*GIVEN INSTRUCTION*
Exactly reproduce each entry, leaving out nothing.

*SUPPLIED ENTRIES*
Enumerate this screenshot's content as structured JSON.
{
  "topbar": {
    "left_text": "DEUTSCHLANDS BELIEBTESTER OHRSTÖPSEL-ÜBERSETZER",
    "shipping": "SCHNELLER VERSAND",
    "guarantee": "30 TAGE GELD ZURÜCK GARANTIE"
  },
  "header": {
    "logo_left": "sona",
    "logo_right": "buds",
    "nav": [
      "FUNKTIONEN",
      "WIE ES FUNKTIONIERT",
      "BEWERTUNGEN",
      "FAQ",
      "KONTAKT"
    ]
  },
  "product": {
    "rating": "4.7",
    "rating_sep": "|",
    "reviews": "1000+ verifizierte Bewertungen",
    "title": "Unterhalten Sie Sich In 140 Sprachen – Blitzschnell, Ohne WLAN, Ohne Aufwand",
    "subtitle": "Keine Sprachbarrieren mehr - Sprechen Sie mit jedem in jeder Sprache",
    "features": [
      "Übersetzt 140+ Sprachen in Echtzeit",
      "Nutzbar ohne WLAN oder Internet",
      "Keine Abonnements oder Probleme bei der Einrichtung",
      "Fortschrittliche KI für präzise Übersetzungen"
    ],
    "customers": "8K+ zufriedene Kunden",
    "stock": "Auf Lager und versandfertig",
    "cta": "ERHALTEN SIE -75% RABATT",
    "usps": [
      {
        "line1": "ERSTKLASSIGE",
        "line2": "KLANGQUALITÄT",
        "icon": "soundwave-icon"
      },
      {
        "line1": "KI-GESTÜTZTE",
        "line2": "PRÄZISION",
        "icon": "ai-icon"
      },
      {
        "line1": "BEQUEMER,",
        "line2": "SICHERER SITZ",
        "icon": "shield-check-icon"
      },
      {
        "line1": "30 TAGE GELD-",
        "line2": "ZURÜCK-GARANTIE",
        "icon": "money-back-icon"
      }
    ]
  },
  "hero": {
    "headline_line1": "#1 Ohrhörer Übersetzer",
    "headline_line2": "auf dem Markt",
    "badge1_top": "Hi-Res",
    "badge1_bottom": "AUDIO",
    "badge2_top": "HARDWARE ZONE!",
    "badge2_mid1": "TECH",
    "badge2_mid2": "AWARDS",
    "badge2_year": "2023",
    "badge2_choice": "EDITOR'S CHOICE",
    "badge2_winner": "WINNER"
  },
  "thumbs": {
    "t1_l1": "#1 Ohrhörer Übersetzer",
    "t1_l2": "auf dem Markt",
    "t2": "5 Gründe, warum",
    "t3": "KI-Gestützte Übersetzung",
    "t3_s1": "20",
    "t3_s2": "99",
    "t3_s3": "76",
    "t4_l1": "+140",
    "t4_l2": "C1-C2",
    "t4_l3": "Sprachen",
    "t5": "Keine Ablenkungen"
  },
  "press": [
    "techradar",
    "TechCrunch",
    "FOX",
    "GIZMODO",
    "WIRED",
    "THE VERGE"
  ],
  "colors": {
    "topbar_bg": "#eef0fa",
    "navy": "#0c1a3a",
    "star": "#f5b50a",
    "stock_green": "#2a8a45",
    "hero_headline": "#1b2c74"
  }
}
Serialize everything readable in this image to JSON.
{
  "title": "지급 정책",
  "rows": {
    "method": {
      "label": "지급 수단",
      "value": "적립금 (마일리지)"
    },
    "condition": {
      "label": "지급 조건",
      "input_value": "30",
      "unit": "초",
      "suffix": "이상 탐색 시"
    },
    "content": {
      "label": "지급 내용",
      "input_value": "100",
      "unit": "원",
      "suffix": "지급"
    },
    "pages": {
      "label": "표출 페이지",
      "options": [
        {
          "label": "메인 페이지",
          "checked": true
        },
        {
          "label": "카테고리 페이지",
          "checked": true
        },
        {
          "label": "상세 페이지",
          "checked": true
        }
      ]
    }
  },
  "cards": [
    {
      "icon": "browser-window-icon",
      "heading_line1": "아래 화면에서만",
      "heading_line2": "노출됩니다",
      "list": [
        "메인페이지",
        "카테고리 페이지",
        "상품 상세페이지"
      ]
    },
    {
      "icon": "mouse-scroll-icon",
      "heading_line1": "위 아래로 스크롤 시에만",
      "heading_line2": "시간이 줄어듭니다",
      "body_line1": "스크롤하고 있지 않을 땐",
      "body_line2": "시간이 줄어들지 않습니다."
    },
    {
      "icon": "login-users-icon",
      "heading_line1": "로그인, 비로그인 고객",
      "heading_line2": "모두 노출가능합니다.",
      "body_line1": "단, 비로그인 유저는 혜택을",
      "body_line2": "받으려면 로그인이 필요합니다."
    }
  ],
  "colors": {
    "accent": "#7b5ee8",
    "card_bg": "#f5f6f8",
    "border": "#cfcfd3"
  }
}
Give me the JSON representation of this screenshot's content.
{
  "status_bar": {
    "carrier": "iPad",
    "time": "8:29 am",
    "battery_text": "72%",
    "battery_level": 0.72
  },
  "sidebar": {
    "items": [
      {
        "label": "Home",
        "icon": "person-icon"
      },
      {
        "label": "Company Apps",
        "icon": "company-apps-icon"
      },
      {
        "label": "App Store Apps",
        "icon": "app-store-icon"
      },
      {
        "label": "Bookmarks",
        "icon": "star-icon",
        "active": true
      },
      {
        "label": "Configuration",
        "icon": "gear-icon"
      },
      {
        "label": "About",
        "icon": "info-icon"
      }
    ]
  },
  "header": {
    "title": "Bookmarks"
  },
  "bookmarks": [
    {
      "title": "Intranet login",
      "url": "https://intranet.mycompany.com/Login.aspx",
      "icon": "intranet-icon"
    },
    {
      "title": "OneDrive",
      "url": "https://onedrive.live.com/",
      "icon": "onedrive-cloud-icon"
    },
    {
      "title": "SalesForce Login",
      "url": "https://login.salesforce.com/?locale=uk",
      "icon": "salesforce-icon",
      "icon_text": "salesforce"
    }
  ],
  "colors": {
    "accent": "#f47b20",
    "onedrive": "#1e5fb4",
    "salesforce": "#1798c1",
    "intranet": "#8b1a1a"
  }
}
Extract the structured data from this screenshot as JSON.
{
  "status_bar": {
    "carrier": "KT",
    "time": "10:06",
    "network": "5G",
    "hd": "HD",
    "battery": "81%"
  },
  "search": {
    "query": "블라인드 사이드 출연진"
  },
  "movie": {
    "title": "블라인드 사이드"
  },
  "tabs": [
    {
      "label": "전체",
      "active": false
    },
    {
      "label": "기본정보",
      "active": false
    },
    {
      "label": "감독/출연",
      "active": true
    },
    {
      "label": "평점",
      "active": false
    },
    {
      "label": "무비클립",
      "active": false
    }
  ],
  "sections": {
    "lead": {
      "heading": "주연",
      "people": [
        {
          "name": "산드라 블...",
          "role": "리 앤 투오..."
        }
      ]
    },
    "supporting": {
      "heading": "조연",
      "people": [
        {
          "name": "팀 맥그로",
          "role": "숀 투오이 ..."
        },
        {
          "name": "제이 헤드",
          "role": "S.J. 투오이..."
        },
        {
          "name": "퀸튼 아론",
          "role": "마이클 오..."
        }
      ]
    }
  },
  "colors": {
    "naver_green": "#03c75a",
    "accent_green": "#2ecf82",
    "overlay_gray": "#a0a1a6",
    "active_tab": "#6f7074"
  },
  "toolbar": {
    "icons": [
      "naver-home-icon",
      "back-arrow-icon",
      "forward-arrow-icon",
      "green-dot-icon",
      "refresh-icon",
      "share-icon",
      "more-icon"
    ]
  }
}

*RIGHT ANSWER*
Enumerate this screenshot's content as structured JSON.
{
  "topbar": {
    "left_text": "DEUTSCHLANDS BELIEBTESTER OHRSTÖPSEL-ÜBERSETZER",
    "shipping": "SCHNELLER VERSAND",
    "guarantee": "30 TAGE GELD ZURÜCK GARANTIE"
  },
  "header": {
    "logo_left": "sona",
    "logo_right": "buds",
    "nav": [
      "FUNKTIONEN",
      "WIE ES FUNKTIONIERT",
      "BEWERTUNGEN",
      "FAQ",
      "KONTAKT"
    ]
  },
  "product": {
    "rating": "4.7",
    "rating_sep": "|",
    "reviews": "1000+ verifizierte Bewertungen",
    "title": "Unterhalten Sie Sich In 140 Sprachen – Blitzschnell, Ohne WLAN, Ohne Aufwand",
    "subtitle": "Keine Sprachbarrieren mehr - Sprechen Sie mit jedem in jeder Sprache",
    "features": [
      "Übersetzt 140+ Sprachen in Echtzeit",
      "Nutzbar ohne WLAN oder Internet",
      "Keine Abonnements oder Probleme bei der Einrichtung",
      "Fortschrittliche KI für präzise Übersetzungen"
    ],
    "customers": "8K+ zufriedene Kunden",
    "stock": "Auf Lager und versandfertig",
    "cta": "ERHALTEN SIE -75% RABATT",
    "usps": [
      {
        "line1": "ERSTKLASSIGE",
        "line2": "KLANGQUALITÄT",
        "icon": "soundwave-icon"
      },
      {
        "line1": "KI-GESTÜTZTE",
        "line2": "PRÄZISION",
        "icon": "ai-icon"
      },
      {
        "line1": "BEQUEMER,",
        "line2": "SICHERER SITZ",
        "icon": "shield-check-icon"
      },
      {
        "line1": "30 TAGE GELD-",
        "line2": "ZURÜCK-GARANTIE",
        "icon": "money-back-icon"
      }
    ]
  },
  "hero": {
    "headline_line1": "#1 Ohrhörer Übersetzer",
    "headline_line2": "auf dem Markt",
    "badge1_top": "Hi-Res",
    "badge1_bottom": "AUDIO",
    "badge2_top": "HARDWARE ZONE!",
    "badge2_mid1": "TECH",
    "badge2_mid2": "AWARDS",
    "badge2_year": "2023",
    "badge2_choice": "EDITOR'S CHOICE",
    "badge2_winner": "WINNER"
  },
  "thumbs": {
    "t1_l1": "#1 Ohrhörer Übersetzer",
    "t1_l2": "auf dem Markt",
    "t2": "5 Gründe, warum",
    "t3": "KI-Gestützte Übersetzung",
    "t3_s1": "20",
    "t3_s2": "99",
    "t3_s3": "76",
    "t4_l1": "+140",
    "t4_l2": "C1-C2",
    "t4_l3": "Sprachen",
    "t5": "Keine Ablenkungen"
  },
  "press": [
    "techradar",
    "TechCrunch",
    "FOX",
    "GIZMODO",
    "WIRED",
    "THE VERGE"
  ],
  "colors": {
    "topbar_bg": "#eef0fa",
    "navy": "#0c1a3a",
    "star": "#f5b50a",
    "stock_green": "#2a8a45",
    "hero_headline": "#1b2c74"
  }
}
Serialize everything readable in this image to JSON.
{
  "title": "지급 정책",
  "rows": {
    "method": {
      "label": "지급 수단",
      "value": "적립금 (마일리지)"
    },
    "condition": {
      "label": "지급 조건",
      "input_value": "30",
      "unit": "초",
      "suffix": "이상 탐색 시"
    },
    "content": {
      "label": "지급 내용",
      "input_value": "100",
      "unit": "원",
      "suffix": "지급"
    },
    "pages": {
      "label": "표출 페이지",
      "options": [
        {
          "label": "메인 페이지",
          "checked": true
        },
        {
          "label": "카테고리 페이지",
          "checked": true
        },
        {
          "label": "상세 페이지",
          "checked": true
        }
      ]
    }
  },
  "cards": [
    {
      "icon": "browser-window-icon",
      "heading_line1": "아래 화면에서만",
      "heading_line2": "노출됩니다",
      "list": [
        "메인페이지",
        "카테고리 페이지",
        "상품 상세페이지"
      ]
    },
    {
      "icon": "mouse-scroll-icon",
      "heading_line1": "위 아래로 스크롤 시에만",
      "heading_line2": "시간이 줄어듭니다",
      "body_line1": "스크롤하고 있지 않을 땐",
      "body_line2": "시간이 줄어들지 않습니다."
    },
    {
      "icon": "login-users-icon",
      "heading_line1": "로그인, 비로그인 고객",
      "heading_line2": "모두 노출가능합니다.",
      "body_line1": "단, 비로그인 유저는 혜택을",
      "body_line2": "받으려면 로그인이 필요합니다."
    }
  ],
  "colors": {
    "accent": "#7b5ee8",
    "card_bg": "#f5f6f8",
    "border": "#cfcfd3"
  }
}
Give me the JSON representation of this screenshot's content.
{
  "status_bar": {
    "carrier": "iPad",
    "time": "8:29 am",
    "battery_text": "72%",
    "battery_level": 0.72
  },
  "sidebar": {
    "items": [
      {
        "label": "Home",
        "icon": "person-icon"
      },
      {
        "label": "Company Apps",
        "icon": "company-apps-icon"
      },
      {
        "label": "App Store Apps",
        "icon": "app-store-icon"
      },
      {
        "label": "Bookmarks",
        "icon": "star-icon",
        "active": true
      },
      {
        "label": "Configuration",
        "icon": "gear-icon"
      },
      {
        "label": "About",
        "icon": "info-icon"
      }
    ]
  },
  "header": {
    "title": "Bookmarks"
  },
  "bookmarks": [
    {
      "title": "Intranet login",
      "url": "https://intranet.mycompany.com/Login.aspx",
      "icon": "intranet-icon"
    },
    {
      "title": "OneDrive",
      "url": "https://onedrive.live.com/",
      "icon": "onedrive-cloud-icon"
    },
    {
      "title": "SalesForce Login",
      "url": "https://login.salesforce.com/?locale=uk",
      "icon": "salesforce-icon",
      "icon_text": "salesforce"
    }
  ],
  "colors": {
    "accent": "#f47b20",
    "onedrive": "#1e5fb4",
    "salesforce": "#1798c1",
    "intranet": "#8b1a1a"
  }
}
Extract the structured data from this screenshot as JSON.
{
  "status_bar": {
    "carrier": "KT",
    "time": "10:06",
    "network": "5G",
    "hd": "HD",
    "battery": "81%"
  },
  "search": {
    "query": "블라인드 사이드 출연진"
  },
  "movie": {
    "title": "블라인드 사이드"
  },
  "tabs": [
    {
      "label": "전체",
      "active": false
    },
    {
      "label": "기본정보",
      "active": false
    },
    {
      "label": "감독/출연",
      "active": true
    },
    {
      "label": "평점",
      "active": false
    },
    {
      "label": "무비클립",
      "active": false
    }
  ],
  "sections": {
    "lead": {
      "heading": "주연",
      "people": [
        {
          "name": "산드라 블...",
          "role": "리 앤 투오..."
        }
      ]
    },
    "supporting": {
      "heading": "조연",
      "people": [
        {
          "name": "팀 맥그로",
          "role": "숀 투오이 ..."
        },
        {
          "name": "제이 헤드",
          "role": "S.J. 투오이..."
        },
        {
          "name": "퀸튼 아론",
          "role": "마이클 오..."
        }
      ]
    }
  },
  "colors": {
    "naver_green": "#03c75a",
    "accent_green": "#2ecf82",
    "overlay_gray": "#a0a1a6",
    "active_tab": "#6f7074"
  },
  "toolbar": {
    "icons": [
      "naver-home-icon",
      "back-arrow-icon",
      "forward-arrow-icon",
      "green-dot-icon",
      "refresh-icon",
      "share-icon",
      "more-icon"
    ]
  }
}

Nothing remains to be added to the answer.